EXERCISE PROMPT: Quote all of the data exactly as given. Skip every picture it contains.
#### DATA SUPPLIED ####
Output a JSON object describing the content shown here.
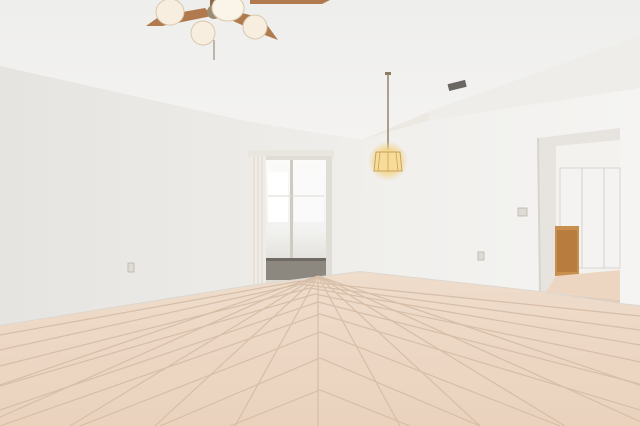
{
  "scene": {
    "description_free": true,
    "palette": {
      "ceiling": "#f1f0ee",
      "wall_left": "#ecebe8",
      "wall_right": "#f2f1ef",
      "tile": "#ecd8c6",
      "grout": "#d8c2ae",
      "fan_blade": "#b07a4e",
      "glass_shade": "#f7eee0",
      "chandelier_glow": "#f4d48a",
      "cabinet": "#c98f4e",
      "door_white": "#f4f3f1"
    },
    "objects": [
      "ceiling-fan",
      "pendant-chandelier",
      "sliding-glass-door",
      "vertical-blinds",
      "doorway-to-kitchen",
      "closet-bifold-doors",
      "wooden-cabinet",
      "electrical-outlets",
      "light-switch",
      "ceiling-vent",
      "tile-floor"
    ]
  }
}
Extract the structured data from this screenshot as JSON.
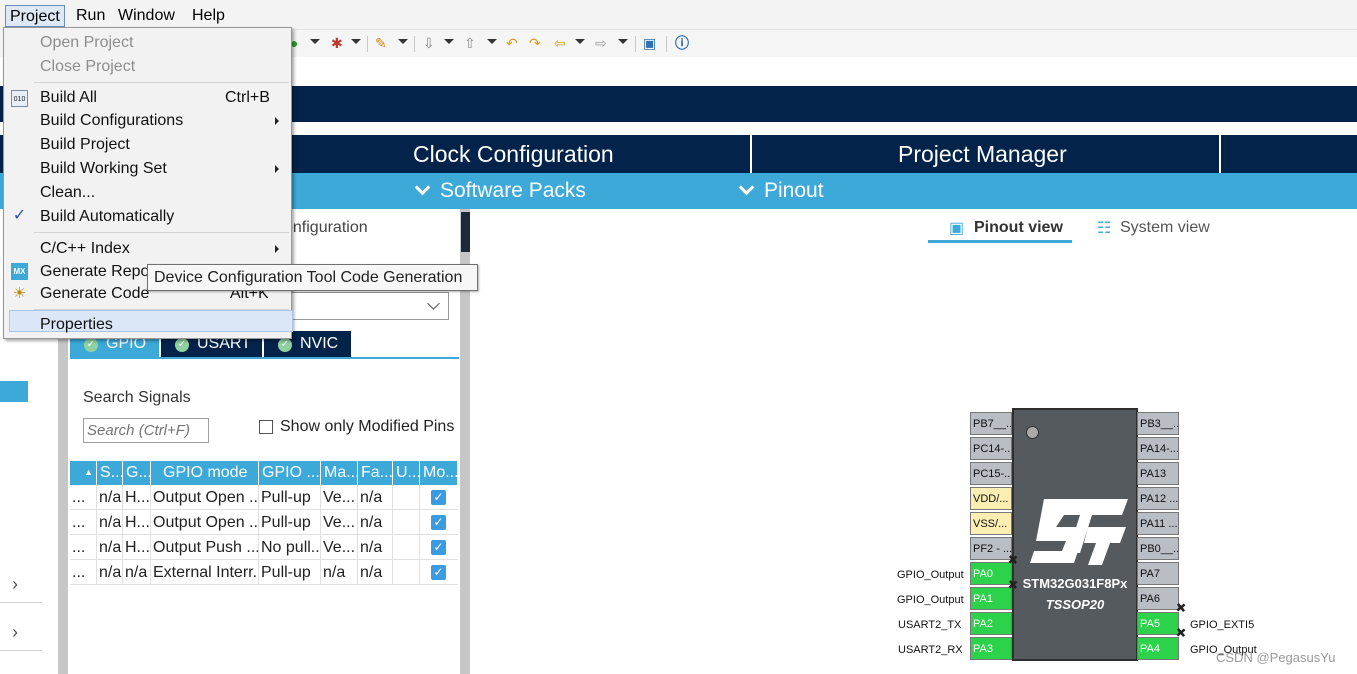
{
  "menubar": {
    "items": [
      "Project",
      "Run",
      "Window",
      "Help"
    ]
  },
  "project_menu": {
    "open_project": "Open Project",
    "close_project": "Close Project",
    "build_all": "Build All",
    "build_all_shortcut": "Ctrl+B",
    "build_configurations": "Build Configurations",
    "build_project": "Build Project",
    "build_working_set": "Build Working Set",
    "clean": "Clean...",
    "build_automatically": "Build Automatically",
    "cc_index": "C/C++ Index",
    "generate_report": "Generate Repo",
    "generate_code": "Generate Code",
    "generate_code_shortcut": "Alt+K",
    "properties": "Properties",
    "mx_icon_text": "MX",
    "binary_icon_text": "010",
    "check_mark": "✓"
  },
  "tooltip": "Device Configuration Tool Code Generation",
  "tabs": {
    "clock": "Clock Configuration",
    "project_manager": "Project Manager"
  },
  "subtabs": {
    "software_packs": "Software Packs",
    "pinout": "Pinout"
  },
  "panel": {
    "title_fragment": "onfiguration",
    "config_tabs": [
      "GPIO",
      "USART",
      "NVIC"
    ],
    "search_label": "Search Signals",
    "search_placeholder": "Search (Ctrl+F)",
    "show_modified": "Show only Modified Pins"
  },
  "gpio_table": {
    "headers": [
      "",
      "S...",
      "G...",
      "GPIO mode",
      "GPIO ...",
      "Ma...",
      "Fa...",
      "U...",
      "Mo..."
    ],
    "rows": [
      [
        "...",
        "n/a",
        "H...",
        "Output Open ...",
        "Pull-up",
        "Ve...",
        "n/a",
        "",
        "checked"
      ],
      [
        "...",
        "n/a",
        "H...",
        "Output Open ...",
        "Pull-up",
        "Ve...",
        "n/a",
        "",
        "checked"
      ],
      [
        "...",
        "n/a",
        "H...",
        "Output Push ...",
        "No pull...",
        "Ve...",
        "n/a",
        "",
        "checked"
      ],
      [
        "...",
        "n/a",
        "n/a",
        "External Interr...",
        "Pull-up",
        "n/a",
        "n/a",
        "",
        "checked"
      ]
    ]
  },
  "view_tabs": {
    "pinout_view": "Pinout view",
    "system_view": "System view"
  },
  "chip": {
    "name": "STM32G031F8Px",
    "package": "TSSOP20",
    "left_pins": [
      "PB7__...",
      "PC14-...",
      "PC15-...",
      "VDD/...",
      "VSS/...",
      "PF2 - ...",
      "PA0",
      "PA1",
      "PA2",
      "PA3"
    ],
    "right_pins": [
      "PB3__...",
      "PA14-...",
      "PA13",
      "PA12 ...",
      "PA11 ...",
      "PB0__...",
      "PA7",
      "PA6",
      "PA5",
      "PA4"
    ],
    "left_labels": [
      "GPIO_Output",
      "GPIO_Output",
      "USART2_TX",
      "USART2_RX"
    ],
    "right_labels": [
      "GPIO_EXTI5",
      "GPIO_Output"
    ]
  },
  "watermark": "CSDN @PegasusYu",
  "colors": {
    "navy": "#03234b",
    "accent": "#3ca9d9",
    "pin_green": "#2bd24a",
    "pin_yellow": "#fbeeb3"
  }
}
####
FINISHED TASK:
Output a JSON object describing the content shown here.
{
  "scene": {
    "description_free": true,
    "palette": {
      "ceiling": "#f1f0ee",
      "wall_left": "#ecebe8",
      "wall_right": "#f2f1ef",
      "tile": "#ecd8c6",
      "grout": "#d8c2ae",
      "fan_blade": "#b07a4e",
      "glass_shade": "#f7eee0",
      "chandelier_glow": "#f4d48a",
      "cabinet": "#c98f4e",
      "door_white": "#f4f3f1"
    },
    "objects": [
      "ceiling-fan",
      "pendant-chandelier",
      "sliding-glass-door",
      "vertical-blinds",
      "doorway-to-kitchen",
      "closet-bifold-doors",
      "wooden-cabinet",
      "electrical-outlets",
      "light-switch",
      "ceiling-vent",
      "tile-floor"
    ]
  }
}
Extract the structured data from this screenshot as JSON.
{
  "menubar": {
    "items": [
      "Project",
      "Run",
      "Window",
      "Help"
    ]
  },
  "project_menu": {
    "open_project": "Open Project",
    "close_project": "Close Project",
    "build_all": "Build All",
    "build_all_shortcut": "Ctrl+B",
    "build_configurations": "Build Configurations",
    "build_project": "Build Project",
    "build_working_set": "Build Working Set",
    "clean": "Clean...",
    "build_automatically": "Build Automatically",
    "cc_index": "C/C++ Index",
    "generate_report": "Generate Repo",
    "generate_code": "Generate Code",
    "generate_code_shortcut": "Alt+K",
    "properties": "Properties",
    "mx_icon_text": "MX",
    "binary_icon_text": "010",
    "check_mark": "✓"
  },
  "tooltip": "Device Configuration Tool Code Generation",
  "tabs": {
    "clock": "Clock Configuration",
    "project_manager": "Project Manager"
  },
  "subtabs": {
    "software_packs": "Software Packs",
    "pinout": "Pinout"
  },
  "panel": {
    "title_fragment": "onfiguration",
    "config_tabs": [
      "GPIO",
      "USART",
      "NVIC"
    ],
    "search_label": "Search Signals",
    "search_placeholder": "Search (Ctrl+F)",
    "show_modified": "Show only Modified Pins"
  },
  "gpio_table": {
    "headers": [
      "",
      "S...",
      "G...",
      "GPIO mode",
      "GPIO ...",
      "Ma...",
      "Fa...",
      "U...",
      "Mo..."
    ],
    "rows": [
      [
        "...",
        "n/a",
        "H...",
        "Output Open ...",
        "Pull-up",
        "Ve...",
        "n/a",
        "",
        "checked"
      ],
      [
        "...",
        "n/a",
        "H...",
        "Output Open ...",
        "Pull-up",
        "Ve...",
        "n/a",
        "",
        "checked"
      ],
      [
        "...",
        "n/a",
        "H...",
        "Output Push ...",
        "No pull...",
        "Ve...",
        "n/a",
        "",
        "checked"
      ],
      [
        "...",
        "n/a",
        "n/a",
        "External Interr...",
        "Pull-up",
        "n/a",
        "n/a",
        "",
        "checked"
      ]
    ]
  },
  "view_tabs": {
    "pinout_view": "Pinout view",
    "system_view": "System view"
  },
  "chip": {
    "name": "STM32G031F8Px",
    "package": "TSSOP20",
    "left_pins": [
      "PB7__...",
      "PC14-...",
      "PC15-...",
      "VDD/...",
      "VSS/...",
      "PF2 - ...",
      "PA0",
      "PA1",
      "PA2",
      "PA3"
    ],
    "right_pins": [
      "PB3__...",
      "PA14-...",
      "PA13",
      "PA12 ...",
      "PA11 ...",
      "PB0__...",
      "PA7",
      "PA6",
      "PA5",
      "PA4"
    ],
    "left_labels": [
      "GPIO_Output",
      "GPIO_Output",
      "USART2_TX",
      "USART2_RX"
    ],
    "right_labels": [
      "GPIO_EXTI5",
      "GPIO_Output"
    ]
  },
  "watermark": "CSDN @PegasusYu",
  "colors": {
    "navy": "#03234b",
    "accent": "#3ca9d9",
    "pin_green": "#2bd24a",
    "pin_yellow": "#fbeeb3"
  }
}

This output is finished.